> _GIVEN INSTRUCTION_: Identify the lines that include the word "реакцій", then copy all of them.

> _DATASET EXTRACT_:
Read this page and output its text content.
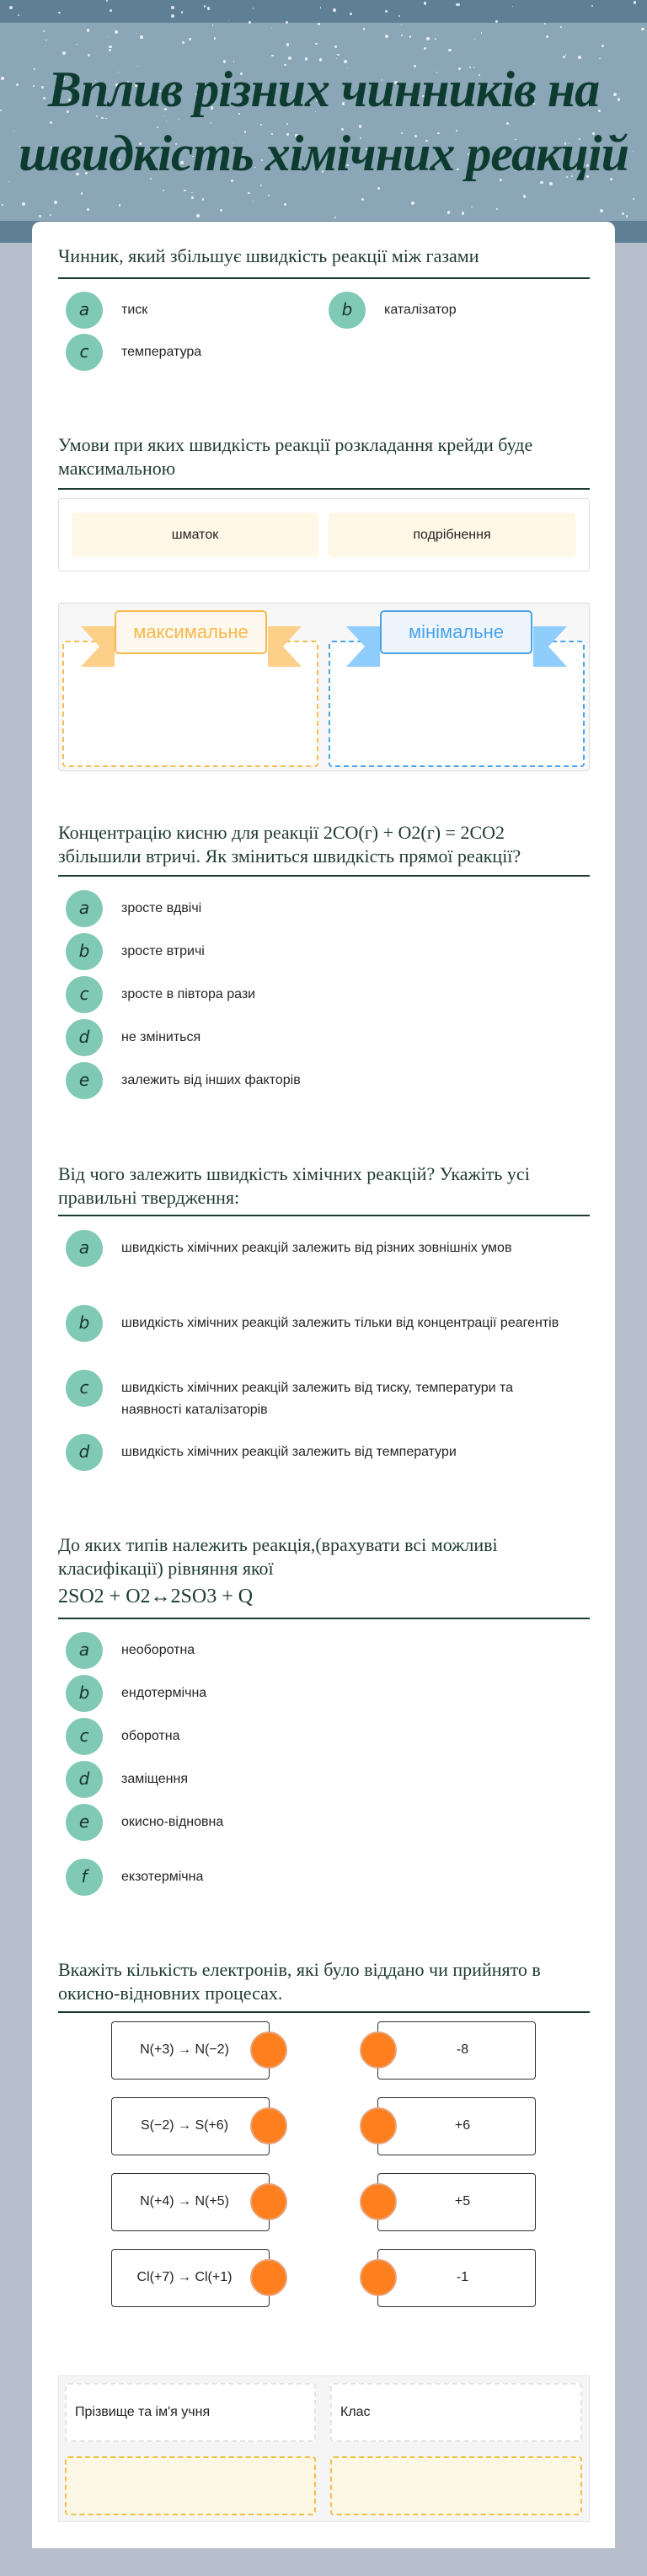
Вплив різних чинників на
швидкість хімічних реакцій
Чинник, який збільшує швидкість реакції між газами
a	тиск	b	каталізатор
c	температура
Умови при яких швидкість реакції розкладання крейди буде максимальною
шматок	подрібнення
максимальне	мінімальне
Концентрацію кисню для реакції 2CO(г) + O2(г) = 2CO2 збільшили втричі. Як зміниться швидкість прямої реакції?
a	зросте вдвічі
b	зросте втричі
c	зросте в півтора рази
d	не зміниться
e	залежить від інших факторів
Від чого залежить швидкість хімічних реакцій? Укажіть усі правильні твердження:
a	швидкість хімічних реакцій залежить від різних зовнішніх умов
b	швидкість хімічних реакцій залежить тільки від концентрації реагентів
c	швидкість хімічних реакцій залежить від тиску, температури та наявності каталізаторів
d	швидкість хімічних реакцій залежить від температури
До яких типів належить реакція,(врахувати всі можливі класифікації) рівняння якої
2SO2 + O2↔2SO3 + Q
a	необоротна
b	ендотермічна
c	оборотна
d	заміщення
e	окисно-відновна
f	екзотермічна
Вкажіть кількість електронів, які було віддано чи прийнято в окисно-відновних процесах.
N(+3) → N(−2)	-8
S(−2) → S(+6)	+6
N(+4) → N(+5)	+5
Cl(+7) → Cl(+1)	-1
Прізвище та ім'я учня	Клас
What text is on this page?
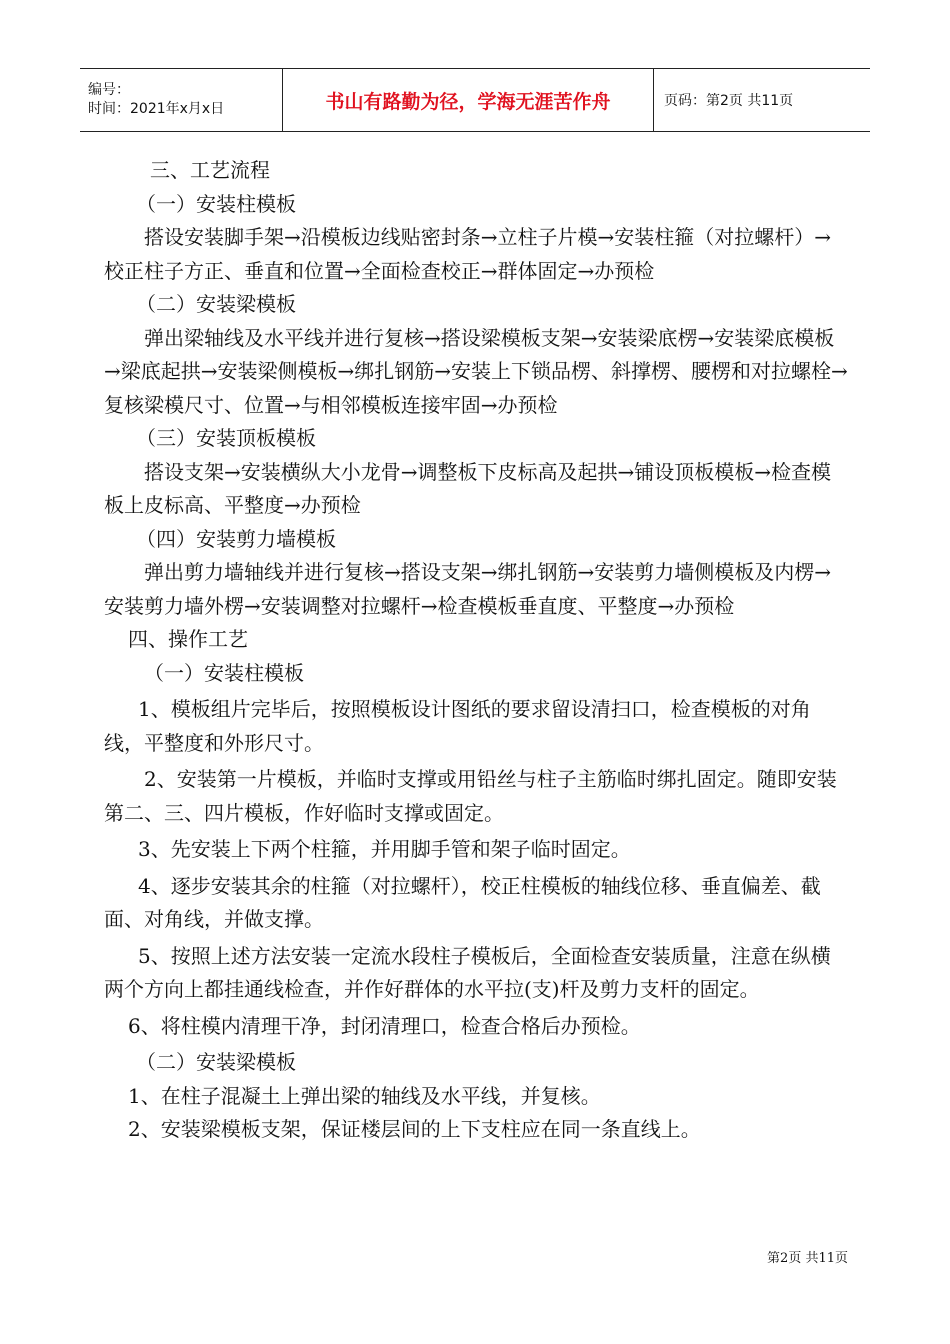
编号：
时间：2021年x月x日	书山有路勤为径，学海无涯苦作舟	页码：第2页 共11页

三、工艺流程

（一）安装柱模板

搭设安装脚手架→沿模板边线贴密封条→立柱子片模→安装柱箍（对拉螺杆）→校正柱子方正、垂直和位置→全面检查校正→群体固定→办预检

（二）安装梁模板

弹出梁轴线及水平线并进行复核→搭设梁模板支架→安装梁底楞→安装梁底模板→梁底起拱→安装梁侧模板→绑扎钢筋→安装上下锁品楞、斜撑楞、腰楞和对拉螺栓→复核梁模尺寸、位置→与相邻模板连接牢固→办预检

（三）安装顶板模板

搭设支架→安装横纵大小龙骨→调整板下皮标高及起拱→铺设顶板模板→检查模板上皮标高、平整度→办预检

（四）安装剪力墙模板

弹出剪力墙轴线并进行复核→搭设支架→绑扎钢筋→安装剪力墙侧模板及内楞→安装剪力墙外楞→安装调整对拉螺杆→检查模板垂直度、平整度→办预检

四、操作工艺

（一）安装柱模板

1、模板组片完毕后，按照模板设计图纸的要求留设清扫口，检查模板的对角线，平整度和外形尺寸。

2、安装第一片模板，并临时支撑或用铅丝与柱子主筋临时绑扎固定。随即安装第二、三、四片模板，作好临时支撑或固定。

3、先安装上下两个柱箍，并用脚手管和架子临时固定。

4、逐步安装其余的柱箍（对拉螺杆），校正柱模板的轴线位移、垂直偏差、截面、对角线，并做支撑。

5、按照上述方法安装一定流水段柱子模板后，全面检查安装质量，注意在纵横两个方向上都挂通线检查，并作好群体的水平拉(支)杆及剪力支杆的固定。

6、将柱模内清理干净，封闭清理口，检查合格后办预检。

（二）安装梁模板

1、在柱子混凝土上弹出梁的轴线及水平线，并复核。

2、安装梁模板支架，保证楼层间的上下支柱应在同一条直线上。

第2页 共11页
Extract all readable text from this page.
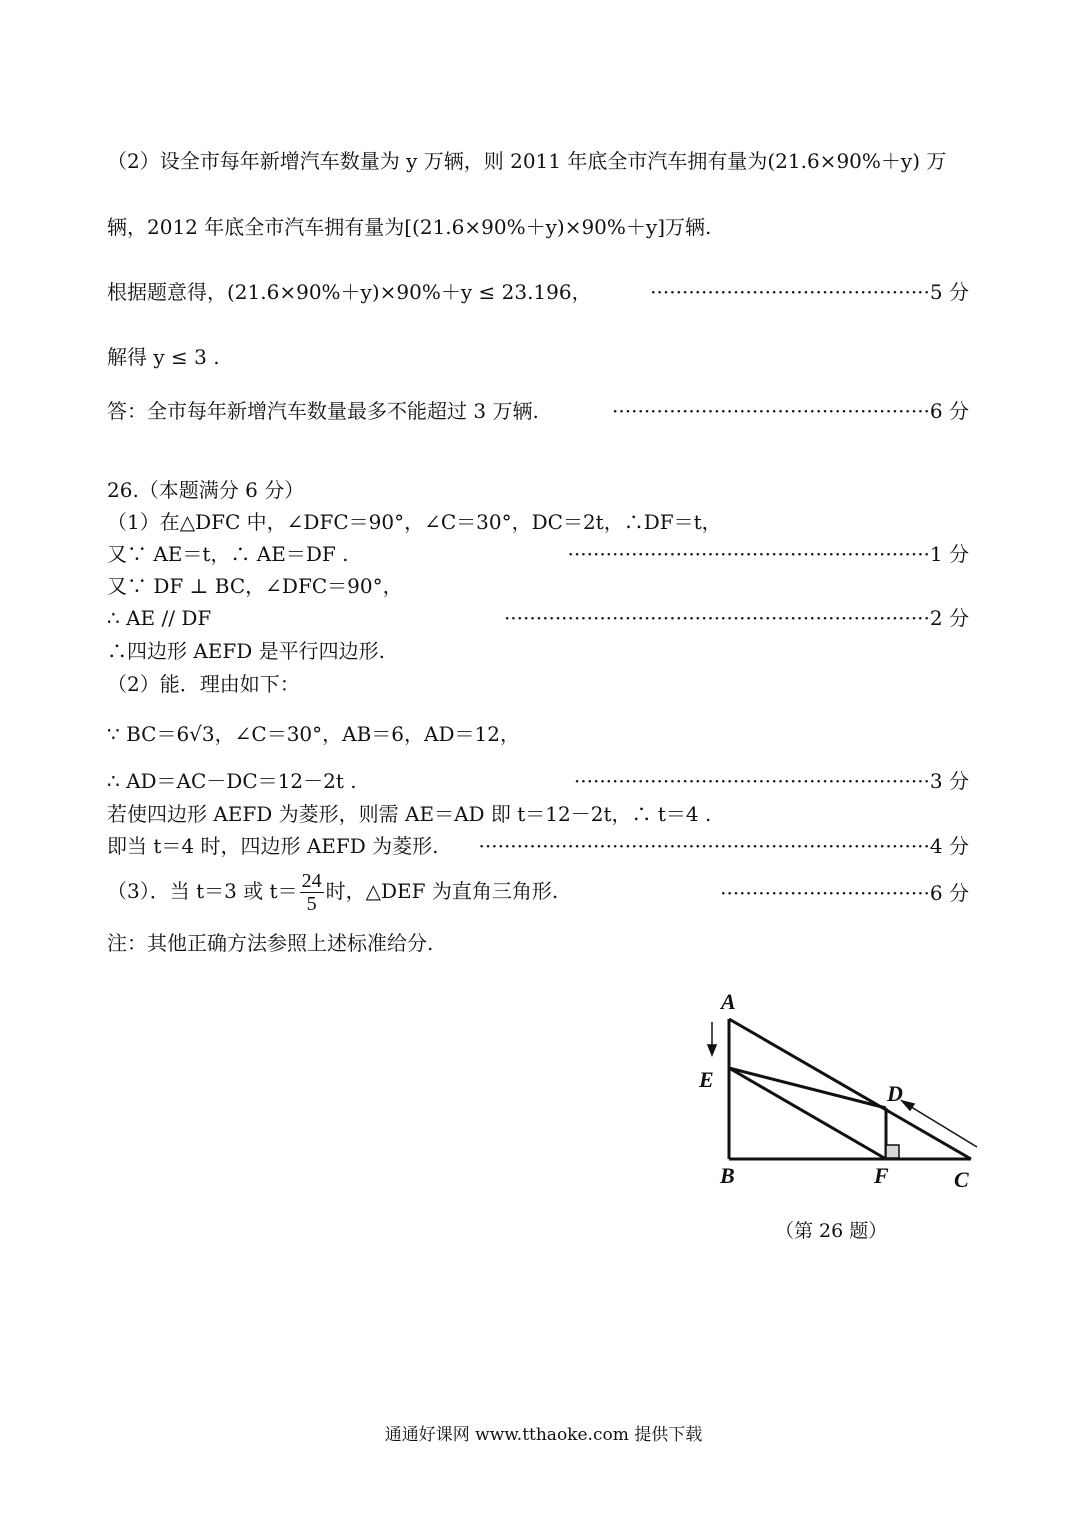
（2）设全市每年新增汽车数量为 y 万辆，则 2011 年底全市汽车拥有量为(21.6×90%＋y) 万
辆，2012 年底全市汽车拥有量为[(21.6×90%＋y)×90%＋y]万辆.
根据题意得，(21.6×90%＋y)×90%＋y ≤ 23.196，	············································5 分
解得 y ≤ 3 .
答：全市每年新增汽车数量最多不能超过 3 万辆.	··················································6 分
26.（本题满分 6 分）
（1）在△DFC 中，∠DFC＝90°，∠C＝30°，DC＝2t，∴DF＝t，
又∵ AE＝t，∴ AE＝DF .	·························································1 分
又∵ DF ⊥ BC，∠DFC＝90°，
∴ AE // DF	···································································2 分
∴四边形 AEFD 是平行四边形.
（2）能．理由如下：
∵ BC＝6√3，∠C＝30°，AB＝6，AD＝12，
∴ AD＝AC－DC＝12－2t .	························································3 分
若使四边形 AEFD 为菱形，则需 AE＝AD 即 t＝12－2t，∴ t＝4 .
即当 t＝4 时，四边形 AEFD 为菱形. ·······································································4 分
（3）．当 t＝3 或 $t= \frac{24}{5}$ 时，△DEF 为直角三角形.	·································6 分
注：其他正确方法参照上述标准给分.
A
E
D
B	F	C
（第 26 题）
通通好课网 www.tthaoke.com 提供下载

> _REPLY TO THE TASK_:
швидкість хімічних реакцій
Від чого залежить швидкість хімічних реакцій? Укажіть усі правильні твердження:
a	швидкість хімічних реакцій залежить від різних зовнішніх умов
b	швидкість хімічних реакцій залежить тільки від концентрації реагентів
c	швидкість хімічних реакцій залежить від тиску, температури та наявності каталізаторів
d	швидкість хімічних реакцій залежить від температури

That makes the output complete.